* **Data provided**:

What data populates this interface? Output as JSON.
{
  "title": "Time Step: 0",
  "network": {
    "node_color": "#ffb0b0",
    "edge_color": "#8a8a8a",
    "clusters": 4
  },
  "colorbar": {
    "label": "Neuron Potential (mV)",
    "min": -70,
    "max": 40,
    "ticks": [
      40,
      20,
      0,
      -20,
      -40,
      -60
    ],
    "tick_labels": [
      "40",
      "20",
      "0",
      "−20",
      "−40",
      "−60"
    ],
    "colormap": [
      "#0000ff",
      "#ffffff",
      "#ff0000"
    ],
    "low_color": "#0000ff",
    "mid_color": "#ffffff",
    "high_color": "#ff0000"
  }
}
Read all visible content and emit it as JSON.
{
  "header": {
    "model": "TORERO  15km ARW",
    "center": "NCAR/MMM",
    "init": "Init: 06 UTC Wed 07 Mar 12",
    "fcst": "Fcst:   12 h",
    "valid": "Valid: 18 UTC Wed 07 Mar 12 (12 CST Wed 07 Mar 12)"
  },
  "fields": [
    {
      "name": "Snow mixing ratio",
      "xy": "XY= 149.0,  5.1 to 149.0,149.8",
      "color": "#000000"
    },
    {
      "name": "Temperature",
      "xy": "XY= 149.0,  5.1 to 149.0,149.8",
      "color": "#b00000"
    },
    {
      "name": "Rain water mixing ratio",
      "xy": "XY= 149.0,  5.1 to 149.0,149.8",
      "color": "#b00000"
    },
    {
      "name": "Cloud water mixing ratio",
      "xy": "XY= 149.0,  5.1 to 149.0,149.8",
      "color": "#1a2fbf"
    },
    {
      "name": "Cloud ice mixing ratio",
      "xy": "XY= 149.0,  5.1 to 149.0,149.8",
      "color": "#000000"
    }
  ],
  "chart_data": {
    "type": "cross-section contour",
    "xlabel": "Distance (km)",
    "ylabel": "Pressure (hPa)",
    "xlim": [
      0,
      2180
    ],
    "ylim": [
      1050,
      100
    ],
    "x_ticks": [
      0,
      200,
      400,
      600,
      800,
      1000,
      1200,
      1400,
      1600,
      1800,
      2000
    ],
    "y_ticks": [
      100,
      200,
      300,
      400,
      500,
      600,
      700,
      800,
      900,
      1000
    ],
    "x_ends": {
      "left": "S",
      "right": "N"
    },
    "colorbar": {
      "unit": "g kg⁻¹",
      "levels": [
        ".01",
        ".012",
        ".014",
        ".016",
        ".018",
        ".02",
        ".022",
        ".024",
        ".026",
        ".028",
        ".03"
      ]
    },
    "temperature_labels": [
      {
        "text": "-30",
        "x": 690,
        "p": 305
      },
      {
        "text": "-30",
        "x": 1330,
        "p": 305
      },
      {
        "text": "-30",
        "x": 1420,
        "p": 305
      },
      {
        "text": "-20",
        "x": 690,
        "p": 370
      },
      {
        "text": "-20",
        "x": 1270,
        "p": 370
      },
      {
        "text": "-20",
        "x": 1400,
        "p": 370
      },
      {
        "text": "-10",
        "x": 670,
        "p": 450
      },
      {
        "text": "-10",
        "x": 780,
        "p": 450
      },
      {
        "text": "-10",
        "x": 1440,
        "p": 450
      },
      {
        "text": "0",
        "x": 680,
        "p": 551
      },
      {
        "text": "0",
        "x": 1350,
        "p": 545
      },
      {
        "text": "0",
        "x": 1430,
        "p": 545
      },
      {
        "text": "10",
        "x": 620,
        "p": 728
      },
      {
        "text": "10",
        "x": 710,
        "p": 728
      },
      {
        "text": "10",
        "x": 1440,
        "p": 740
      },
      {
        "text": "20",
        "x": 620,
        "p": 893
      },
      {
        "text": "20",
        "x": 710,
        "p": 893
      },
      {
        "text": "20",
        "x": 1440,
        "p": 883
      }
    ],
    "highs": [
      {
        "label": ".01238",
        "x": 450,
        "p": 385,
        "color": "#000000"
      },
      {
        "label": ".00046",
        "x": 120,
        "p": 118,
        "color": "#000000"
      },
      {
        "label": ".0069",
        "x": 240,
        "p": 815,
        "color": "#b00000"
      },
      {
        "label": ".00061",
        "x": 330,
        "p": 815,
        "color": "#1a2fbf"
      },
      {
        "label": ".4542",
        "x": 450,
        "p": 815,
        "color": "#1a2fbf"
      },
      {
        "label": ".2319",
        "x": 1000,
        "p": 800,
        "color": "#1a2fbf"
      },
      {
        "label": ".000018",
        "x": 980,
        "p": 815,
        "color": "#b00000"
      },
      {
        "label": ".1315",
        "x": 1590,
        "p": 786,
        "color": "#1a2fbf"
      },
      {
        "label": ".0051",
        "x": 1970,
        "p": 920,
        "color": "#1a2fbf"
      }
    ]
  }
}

* **Work to complete**:
Write out all the records above again, exactly as they stand.

* **Exercise output**:
What data populates this interface? Output as JSON.
{
  "title": "Time Step: 0",
  "network": {
    "node_color": "#ffb0b0",
    "edge_color": "#8a8a8a",
    "clusters": 4
  },
  "colorbar": {
    "label": "Neuron Potential (mV)",
    "min": -70,
    "max": 40,
    "ticks": [
      40,
      20,
      0,
      -20,
      -40,
      -60
    ],
    "tick_labels": [
      "40",
      "20",
      "0",
      "−20",
      "−40",
      "−60"
    ],
    "colormap": [
      "#0000ff",
      "#ffffff",
      "#ff0000"
    ],
    "low_color": "#0000ff",
    "mid_color": "#ffffff",
    "high_color": "#ff0000"
  }
}
Read all visible content and emit it as JSON.
{
  "header": {
    "model": "TORERO  15km ARW",
    "center": "NCAR/MMM",
    "init": "Init: 06 UTC Wed 07 Mar 12",
    "fcst": "Fcst:   12 h",
    "valid": "Valid: 18 UTC Wed 07 Mar 12 (12 CST Wed 07 Mar 12)"
  },
  "fields": [
    {
      "name": "Snow mixing ratio",
      "xy": "XY= 149.0,  5.1 to 149.0,149.8",
      "color": "#000000"
    },
    {
      "name": "Temperature",
      "xy": "XY= 149.0,  5.1 to 149.0,149.8",
      "color": "#b00000"
    },
    {
      "name": "Rain water mixing ratio",
      "xy": "XY= 149.0,  5.1 to 149.0,149.8",
      "color": "#b00000"
    },
    {
      "name": "Cloud water mixing ratio",
      "xy": "XY= 149.0,  5.1 to 149.0,149.8",
      "color": "#1a2fbf"
    },
    {
      "name": "Cloud ice mixing ratio",
      "xy": "XY= 149.0,  5.1 to 149.0,149.8",
      "color": "#000000"
    }
  ],
  "chart_data": {
    "type": "cross-section contour",
    "xlabel": "Distance (km)",
    "ylabel": "Pressure (hPa)",
    "xlim": [
      0,
      2180
    ],
    "ylim": [
      1050,
      100
    ],
    "x_ticks": [
      0,
      200,
      400,
      600,
      800,
      1000,
      1200,
      1400,
      1600,
      1800,
      2000
    ],
    "y_ticks": [
      100,
      200,
      300,
      400,
      500,
      600,
      700,
      800,
      900,
      1000
    ],
    "x_ends": {
      "left": "S",
      "right": "N"
    },
    "colorbar": {
      "unit": "g kg⁻¹",
      "levels": [
        ".01",
        ".012",
        ".014",
        ".016",
        ".018",
        ".02",
        ".022",
        ".024",
        ".026",
        ".028",
        ".03"
      ]
    },
    "temperature_labels": [
      {
        "text": "-30",
        "x": 690,
        "p": 305
      },
      {
        "text": "-30",
        "x": 1330,
        "p": 305
      },
      {
        "text": "-30",
        "x": 1420,
        "p": 305
      },
      {
        "text": "-20",
        "x": 690,
        "p": 370
      },
      {
        "text": "-20",
        "x": 1270,
        "p": 370
      },
      {
        "text": "-20",
        "x": 1400,
        "p": 370
      },
      {
        "text": "-10",
        "x": 670,
        "p": 450
      },
      {
        "text": "-10",
        "x": 780,
        "p": 450
      },
      {
        "text": "-10",
        "x": 1440,
        "p": 450
      },
      {
        "text": "0",
        "x": 680,
        "p": 551
      },
      {
        "text": "0",
        "x": 1350,
        "p": 545
      },
      {
        "text": "0",
        "x": 1430,
        "p": 545
      },
      {
        "text": "10",
        "x": 620,
        "p": 728
      },
      {
        "text": "10",
        "x": 710,
        "p": 728
      },
      {
        "text": "10",
        "x": 1440,
        "p": 740
      },
      {
        "text": "20",
        "x": 620,
        "p": 893
      },
      {
        "text": "20",
        "x": 710,
        "p": 893
      },
      {
        "text": "20",
        "x": 1440,
        "p": 883
      }
    ],
    "highs": [
      {
        "label": ".01238",
        "x": 450,
        "p": 385,
        "color": "#000000"
      },
      {
        "label": ".00046",
        "x": 120,
        "p": 118,
        "color": "#000000"
      },
      {
        "label": ".0069",
        "x": 240,
        "p": 815,
        "color": "#b00000"
      },
      {
        "label": ".00061",
        "x": 330,
        "p": 815,
        "color": "#1a2fbf"
      },
      {
        "label": ".4542",
        "x": 450,
        "p": 815,
        "color": "#1a2fbf"
      },
      {
        "label": ".2319",
        "x": 1000,
        "p": 800,
        "color": "#1a2fbf"
      },
      {
        "label": ".000018",
        "x": 980,
        "p": 815,
        "color": "#b00000"
      },
      {
        "label": ".1315",
        "x": 1590,
        "p": 786,
        "color": "#1a2fbf"
      },
      {
        "label": ".0051",
        "x": 1970,
        "p": 920,
        "color": "#1a2fbf"
      }
    ]
  }
}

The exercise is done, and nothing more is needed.